> Given exercise
Repeat the lines that follow, leaving nothing out.
◆ ◆ ◆ ◆ ◆
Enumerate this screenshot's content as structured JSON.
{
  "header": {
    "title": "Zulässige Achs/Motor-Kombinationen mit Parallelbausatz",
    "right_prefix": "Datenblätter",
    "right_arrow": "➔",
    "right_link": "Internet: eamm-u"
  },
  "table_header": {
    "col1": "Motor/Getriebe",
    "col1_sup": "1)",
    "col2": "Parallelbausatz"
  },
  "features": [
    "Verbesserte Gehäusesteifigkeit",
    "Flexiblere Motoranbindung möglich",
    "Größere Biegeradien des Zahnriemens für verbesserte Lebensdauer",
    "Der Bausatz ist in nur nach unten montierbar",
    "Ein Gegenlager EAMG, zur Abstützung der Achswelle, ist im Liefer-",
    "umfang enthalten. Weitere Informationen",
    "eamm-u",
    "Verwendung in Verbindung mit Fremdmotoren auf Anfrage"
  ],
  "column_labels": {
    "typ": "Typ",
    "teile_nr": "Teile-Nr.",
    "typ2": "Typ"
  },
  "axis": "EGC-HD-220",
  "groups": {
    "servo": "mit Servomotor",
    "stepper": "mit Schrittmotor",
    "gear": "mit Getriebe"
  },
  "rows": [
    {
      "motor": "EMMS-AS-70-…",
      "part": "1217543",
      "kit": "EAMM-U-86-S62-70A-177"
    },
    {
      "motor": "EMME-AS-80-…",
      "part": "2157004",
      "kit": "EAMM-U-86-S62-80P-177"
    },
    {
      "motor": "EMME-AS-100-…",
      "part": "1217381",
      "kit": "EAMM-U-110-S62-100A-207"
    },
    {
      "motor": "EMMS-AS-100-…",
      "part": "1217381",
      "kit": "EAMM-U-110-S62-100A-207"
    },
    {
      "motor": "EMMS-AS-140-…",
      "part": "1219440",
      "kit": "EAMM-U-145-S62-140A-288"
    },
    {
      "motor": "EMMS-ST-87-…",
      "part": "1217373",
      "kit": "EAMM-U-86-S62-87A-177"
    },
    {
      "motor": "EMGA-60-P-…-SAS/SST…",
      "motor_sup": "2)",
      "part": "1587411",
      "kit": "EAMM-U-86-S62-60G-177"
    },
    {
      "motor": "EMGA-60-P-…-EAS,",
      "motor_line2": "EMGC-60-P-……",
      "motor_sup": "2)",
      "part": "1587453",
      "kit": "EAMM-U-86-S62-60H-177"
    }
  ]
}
◆ ◆ ◆ ◆ ◆
> The answer
Enumerate this screenshot's content as structured JSON.
{
  "header": {
    "title": "Zulässige Achs/Motor-Kombinationen mit Parallelbausatz",
    "right_prefix": "Datenblätter",
    "right_arrow": "➔",
    "right_link": "Internet: eamm-u"
  },
  "table_header": {
    "col1": "Motor/Getriebe",
    "col1_sup": "1)",
    "col2": "Parallelbausatz"
  },
  "features": [
    "Verbesserte Gehäusesteifigkeit",
    "Flexiblere Motoranbindung möglich",
    "Größere Biegeradien des Zahnriemens für verbesserte Lebensdauer",
    "Der Bausatz ist in nur nach unten montierbar",
    "Ein Gegenlager EAMG, zur Abstützung der Achswelle, ist im Liefer-",
    "umfang enthalten. Weitere Informationen",
    "eamm-u",
    "Verwendung in Verbindung mit Fremdmotoren auf Anfrage"
  ],
  "column_labels": {
    "typ": "Typ",
    "teile_nr": "Teile-Nr.",
    "typ2": "Typ"
  },
  "axis": "EGC-HD-220",
  "groups": {
    "servo": "mit Servomotor",
    "stepper": "mit Schrittmotor",
    "gear": "mit Getriebe"
  },
  "rows": [
    {
      "motor": "EMMS-AS-70-…",
      "part": "1217543",
      "kit": "EAMM-U-86-S62-70A-177"
    },
    {
      "motor": "EMME-AS-80-…",
      "part": "2157004",
      "kit": "EAMM-U-86-S62-80P-177"
    },
    {
      "motor": "EMME-AS-100-…",
      "part": "1217381",
      "kit": "EAMM-U-110-S62-100A-207"
    },
    {
      "motor": "EMMS-AS-100-…",
      "part": "1217381",
      "kit": "EAMM-U-110-S62-100A-207"
    },
    {
      "motor": "EMMS-AS-140-…",
      "part": "1219440",
      "kit": "EAMM-U-145-S62-140A-288"
    },
    {
      "motor": "EMMS-ST-87-…",
      "part": "1217373",
      "kit": "EAMM-U-86-S62-87A-177"
    },
    {
      "motor": "EMGA-60-P-…-SAS/SST…",
      "motor_sup": "2)",
      "part": "1587411",
      "kit": "EAMM-U-86-S62-60G-177"
    },
    {
      "motor": "EMGA-60-P-…-EAS,",
      "motor_line2": "EMGC-60-P-……",
      "motor_sup": "2)",
      "part": "1587453",
      "kit": "EAMM-U-86-S62-60H-177"
    }
  ]
}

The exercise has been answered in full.